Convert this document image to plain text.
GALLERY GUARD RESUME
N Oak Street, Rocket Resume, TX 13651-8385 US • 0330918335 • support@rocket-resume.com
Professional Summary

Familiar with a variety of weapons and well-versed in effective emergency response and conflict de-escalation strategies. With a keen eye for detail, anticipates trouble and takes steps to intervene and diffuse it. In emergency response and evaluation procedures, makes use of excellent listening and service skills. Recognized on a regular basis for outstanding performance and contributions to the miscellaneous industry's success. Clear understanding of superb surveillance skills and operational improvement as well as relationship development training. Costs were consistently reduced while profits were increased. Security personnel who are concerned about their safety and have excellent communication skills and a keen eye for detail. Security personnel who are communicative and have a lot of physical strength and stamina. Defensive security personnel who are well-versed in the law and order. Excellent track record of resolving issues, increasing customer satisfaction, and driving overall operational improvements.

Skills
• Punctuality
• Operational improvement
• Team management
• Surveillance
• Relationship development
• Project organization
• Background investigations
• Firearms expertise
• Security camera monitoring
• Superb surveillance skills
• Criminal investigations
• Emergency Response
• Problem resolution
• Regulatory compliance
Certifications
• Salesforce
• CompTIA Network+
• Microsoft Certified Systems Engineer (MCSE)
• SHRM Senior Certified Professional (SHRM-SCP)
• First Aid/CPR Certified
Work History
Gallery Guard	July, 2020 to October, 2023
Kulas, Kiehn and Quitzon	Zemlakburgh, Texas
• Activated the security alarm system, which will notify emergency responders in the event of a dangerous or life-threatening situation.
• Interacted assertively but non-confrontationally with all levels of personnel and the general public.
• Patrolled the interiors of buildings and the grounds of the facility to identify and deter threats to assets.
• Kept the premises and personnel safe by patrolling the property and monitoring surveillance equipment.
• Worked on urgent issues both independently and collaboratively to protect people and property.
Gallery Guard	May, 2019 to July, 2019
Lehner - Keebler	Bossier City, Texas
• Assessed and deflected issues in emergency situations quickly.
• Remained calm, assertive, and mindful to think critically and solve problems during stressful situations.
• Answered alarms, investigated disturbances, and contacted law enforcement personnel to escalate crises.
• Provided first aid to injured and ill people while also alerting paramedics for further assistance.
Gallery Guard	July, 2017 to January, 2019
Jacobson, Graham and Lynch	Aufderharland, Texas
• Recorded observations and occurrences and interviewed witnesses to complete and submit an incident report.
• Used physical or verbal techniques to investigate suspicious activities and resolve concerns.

### [WHAT YOU WILL DO]
All records above must be set down exactly, please.

### [SOLUTION TO THIS EXERCISE]
Convert this document image to plain text.
GALLERY GUARD RESUME
N Oak Street, Rocket Resume, TX 13651-8385 US • 0330918335 • support@rocket-resume.com
Professional Summary

Familiar with a variety of weapons and well-versed in effective emergency response and conflict de-escalation strategies. With a keen eye for detail, anticipates trouble and takes steps to intervene and diffuse it. In emergency response and evaluation procedures, makes use of excellent listening and service skills. Recognized on a regular basis for outstanding performance and contributions to the miscellaneous industry's success. Clear understanding of superb surveillance skills and operational improvement as well as relationship development training. Costs were consistently reduced while profits were increased. Security personnel who are concerned about their safety and have excellent communication skills and a keen eye for detail. Security personnel who are communicative and have a lot of physical strength and stamina. Defensive security personnel who are well-versed in the law and order. Excellent track record of resolving issues, increasing customer satisfaction, and driving overall operational improvements.

Skills
• Punctuality
• Operational improvement
• Team management
• Surveillance
• Relationship development
• Project organization
• Background investigations
• Firearms expertise
• Security camera monitoring
• Superb surveillance skills
• Criminal investigations
• Emergency Response
• Problem resolution
• Regulatory compliance
Certifications
• Salesforce
• CompTIA Network+
• Microsoft Certified Systems Engineer (MCSE)
• SHRM Senior Certified Professional (SHRM-SCP)
• First Aid/CPR Certified
Work History
Gallery Guard	July, 2020 to October, 2023
Kulas, Kiehn and Quitzon	Zemlakburgh, Texas
• Activated the security alarm system, which will notify emergency responders in the event of a dangerous or life-threatening situation.
• Interacted assertively but non-confrontationally with all levels of personnel and the general public.
• Patrolled the interiors of buildings and the grounds of the facility to identify and deter threats to assets.
• Kept the premises and personnel safe by patrolling the property and monitoring surveillance equipment.
• Worked on urgent issues both independently and collaboratively to protect people and property.
Gallery Guard	May, 2019 to July, 2019
Lehner - Keebler	Bossier City, Texas
• Assessed and deflected issues in emergency situations quickly.
• Remained calm, assertive, and mindful to think critically and solve problems during stressful situations.
• Answered alarms, investigated disturbances, and contacted law enforcement personnel to escalate crises.
• Provided first aid to injured and ill people while also alerting paramedics for further assistance.
Gallery Guard	July, 2017 to January, 2019
Jacobson, Graham and Lynch	Aufderharland, Texas
• Recorded observations and occurrences and interviewed witnesses to complete and submit an incident report.
• Used physical or verbal techniques to investigate suspicious activities and resolve concerns.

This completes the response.